Task details » Output all the data exactly. Pictures do not belong in the copy.

Records for this task »
>> START
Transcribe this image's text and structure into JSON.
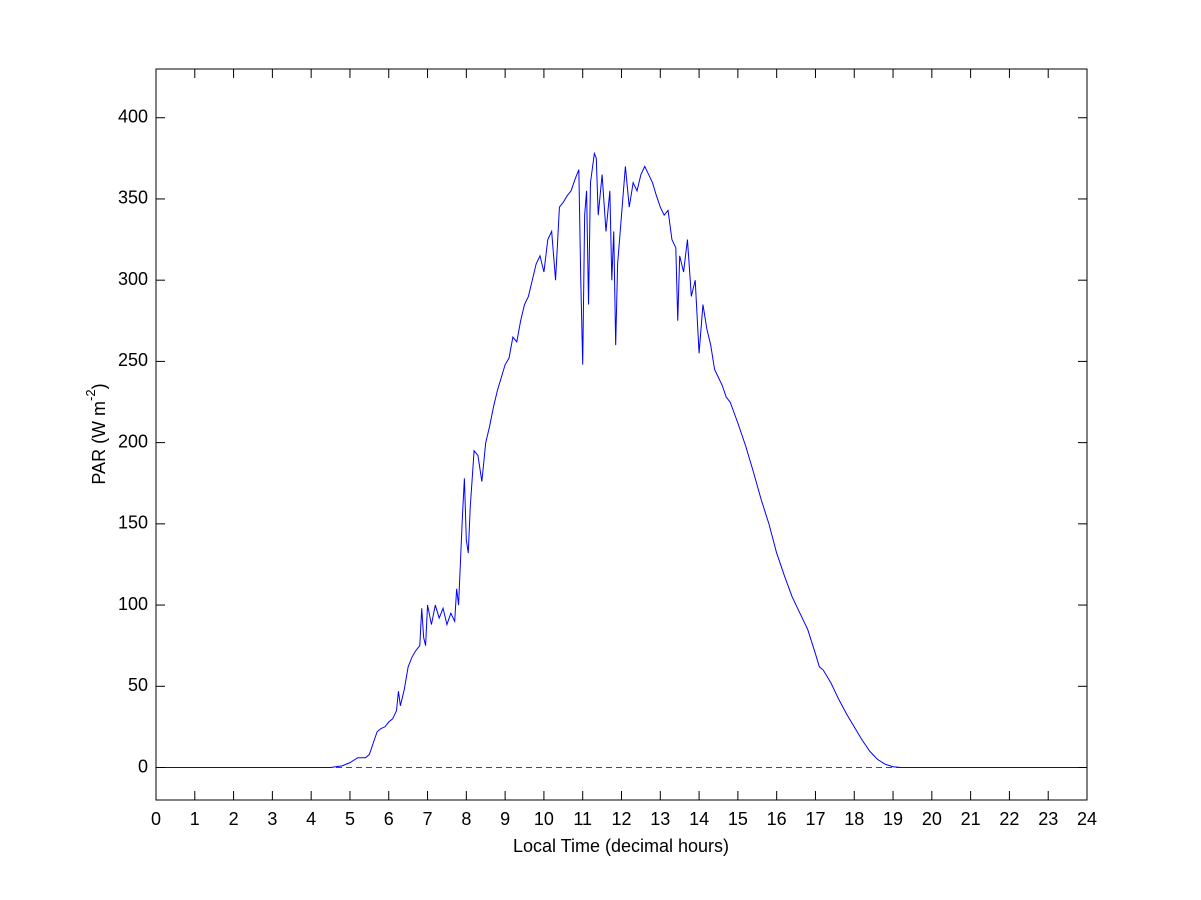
{
  "chart_data": {
    "type": "line",
    "xlabel": "Local Time (decimal hours)",
    "ylabel_parts": [
      "PAR (W m",
      "-2",
      ")"
    ],
    "xlim": [
      0,
      24
    ],
    "xticks": [
      0,
      1,
      2,
      3,
      4,
      5,
      6,
      7,
      8,
      9,
      10,
      11,
      12,
      13,
      14,
      15,
      16,
      17,
      18,
      19,
      20,
      21,
      22,
      23,
      24
    ],
    "ylim": [
      -20,
      430
    ],
    "yticks": [
      0,
      50,
      100,
      150,
      200,
      250,
      300,
      350,
      400
    ],
    "grid": false,
    "reference_line": {
      "value": 0,
      "color": "#ff0000",
      "dashed": true
    },
    "series": [
      {
        "color": "#0000ff",
        "x": [
          0,
          4.5,
          4.8,
          5.0,
          5.2,
          5.4,
          5.5,
          5.6,
          5.7,
          5.8,
          5.9,
          6.0,
          6.1,
          6.2,
          6.25,
          6.3,
          6.4,
          6.5,
          6.6,
          6.7,
          6.8,
          6.85,
          6.9,
          6.95,
          7.0,
          7.1,
          7.2,
          7.3,
          7.4,
          7.5,
          7.6,
          7.7,
          7.75,
          7.8,
          7.9,
          7.95,
          8.0,
          8.05,
          8.1,
          8.2,
          8.3,
          8.4,
          8.5,
          8.6,
          8.7,
          8.8,
          8.9,
          9.0,
          9.1,
          9.2,
          9.3,
          9.4,
          9.5,
          9.6,
          9.7,
          9.8,
          9.9,
          10.0,
          10.1,
          10.2,
          10.3,
          10.4,
          10.5,
          10.6,
          10.7,
          10.8,
          10.9,
          10.95,
          11.0,
          11.05,
          11.1,
          11.15,
          11.2,
          11.3,
          11.35,
          11.4,
          11.5,
          11.6,
          11.7,
          11.75,
          11.8,
          11.85,
          11.9,
          12.0,
          12.1,
          12.2,
          12.3,
          12.4,
          12.5,
          12.6,
          12.7,
          12.8,
          12.9,
          13.0,
          13.1,
          13.2,
          13.3,
          13.4,
          13.45,
          13.5,
          13.6,
          13.7,
          13.8,
          13.9,
          14.0,
          14.1,
          14.2,
          14.3,
          14.4,
          14.5,
          14.6,
          14.7,
          14.8,
          15.0,
          15.2,
          15.4,
          15.6,
          15.8,
          16.0,
          16.2,
          16.4,
          16.6,
          16.8,
          17.0,
          17.1,
          17.2,
          17.4,
          17.6,
          17.8,
          18.0,
          18.2,
          18.4,
          18.6,
          18.8,
          19.0,
          19.2,
          24
        ],
        "values": [
          0,
          0,
          1,
          3,
          6,
          6,
          8,
          15,
          22,
          24,
          25,
          28,
          30,
          35,
          47,
          38,
          48,
          62,
          68,
          72,
          75,
          98,
          80,
          75,
          100,
          88,
          100,
          92,
          98,
          88,
          95,
          90,
          110,
          100,
          155,
          178,
          140,
          132,
          160,
          195,
          192,
          176,
          200,
          210,
          222,
          232,
          240,
          248,
          252,
          265,
          262,
          275,
          285,
          290,
          300,
          310,
          315,
          305,
          325,
          330,
          300,
          345,
          348,
          352,
          355,
          362,
          368,
          300,
          248,
          340,
          355,
          285,
          360,
          378,
          375,
          340,
          365,
          330,
          355,
          300,
          330,
          260,
          310,
          340,
          370,
          345,
          360,
          355,
          365,
          370,
          365,
          360,
          352,
          345,
          340,
          343,
          325,
          320,
          275,
          315,
          305,
          325,
          290,
          300,
          255,
          285,
          270,
          260,
          245,
          240,
          235,
          228,
          225,
          212,
          198,
          182,
          165,
          150,
          132,
          118,
          105,
          95,
          85,
          70,
          62,
          60,
          52,
          42,
          33,
          25,
          17,
          10,
          5,
          2,
          0.5,
          0,
          0
        ]
      }
    ]
  }
}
>> END
Solved exercise »
Transcribe this image's text and structure into JSON.
{
  "chart_data": {
    "type": "line",
    "xlabel": "Local Time (decimal hours)",
    "ylabel_parts": [
      "PAR (W m",
      "-2",
      ")"
    ],
    "xlim": [
      0,
      24
    ],
    "xticks": [
      0,
      1,
      2,
      3,
      4,
      5,
      6,
      7,
      8,
      9,
      10,
      11,
      12,
      13,
      14,
      15,
      16,
      17,
      18,
      19,
      20,
      21,
      22,
      23,
      24
    ],
    "ylim": [
      -20,
      430
    ],
    "yticks": [
      0,
      50,
      100,
      150,
      200,
      250,
      300,
      350,
      400
    ],
    "grid": false,
    "reference_line": {
      "value": 0,
      "color": "#ff0000",
      "dashed": true
    },
    "series": [
      {
        "color": "#0000ff",
        "x": [
          0,
          4.5,
          4.8,
          5.0,
          5.2,
          5.4,
          5.5,
          5.6,
          5.7,
          5.8,
          5.9,
          6.0,
          6.1,
          6.2,
          6.25,
          6.3,
          6.4,
          6.5,
          6.6,
          6.7,
          6.8,
          6.85,
          6.9,
          6.95,
          7.0,
          7.1,
          7.2,
          7.3,
          7.4,
          7.5,
          7.6,
          7.7,
          7.75,
          7.8,
          7.9,
          7.95,
          8.0,
          8.05,
          8.1,
          8.2,
          8.3,
          8.4,
          8.5,
          8.6,
          8.7,
          8.8,
          8.9,
          9.0,
          9.1,
          9.2,
          9.3,
          9.4,
          9.5,
          9.6,
          9.7,
          9.8,
          9.9,
          10.0,
          10.1,
          10.2,
          10.3,
          10.4,
          10.5,
          10.6,
          10.7,
          10.8,
          10.9,
          10.95,
          11.0,
          11.05,
          11.1,
          11.15,
          11.2,
          11.3,
          11.35,
          11.4,
          11.5,
          11.6,
          11.7,
          11.75,
          11.8,
          11.85,
          11.9,
          12.0,
          12.1,
          12.2,
          12.3,
          12.4,
          12.5,
          12.6,
          12.7,
          12.8,
          12.9,
          13.0,
          13.1,
          13.2,
          13.3,
          13.4,
          13.45,
          13.5,
          13.6,
          13.7,
          13.8,
          13.9,
          14.0,
          14.1,
          14.2,
          14.3,
          14.4,
          14.5,
          14.6,
          14.7,
          14.8,
          15.0,
          15.2,
          15.4,
          15.6,
          15.8,
          16.0,
          16.2,
          16.4,
          16.6,
          16.8,
          17.0,
          17.1,
          17.2,
          17.4,
          17.6,
          17.8,
          18.0,
          18.2,
          18.4,
          18.6,
          18.8,
          19.0,
          19.2,
          24
        ],
        "values": [
          0,
          0,
          1,
          3,
          6,
          6,
          8,
          15,
          22,
          24,
          25,
          28,
          30,
          35,
          47,
          38,
          48,
          62,
          68,
          72,
          75,
          98,
          80,
          75,
          100,
          88,
          100,
          92,
          98,
          88,
          95,
          90,
          110,
          100,
          155,
          178,
          140,
          132,
          160,
          195,
          192,
          176,
          200,
          210,
          222,
          232,
          240,
          248,
          252,
          265,
          262,
          275,
          285,
          290,
          300,
          310,
          315,
          305,
          325,
          330,
          300,
          345,
          348,
          352,
          355,
          362,
          368,
          300,
          248,
          340,
          355,
          285,
          360,
          378,
          375,
          340,
          365,
          330,
          355,
          300,
          330,
          260,
          310,
          340,
          370,
          345,
          360,
          355,
          365,
          370,
          365,
          360,
          352,
          345,
          340,
          343,
          325,
          320,
          275,
          315,
          305,
          325,
          290,
          300,
          255,
          285,
          270,
          260,
          245,
          240,
          235,
          228,
          225,
          212,
          198,
          182,
          165,
          150,
          132,
          118,
          105,
          95,
          85,
          70,
          62,
          60,
          52,
          42,
          33,
          25,
          17,
          10,
          5,
          2,
          0.5,
          0,
          0
        ]
      }
    ]
  }
}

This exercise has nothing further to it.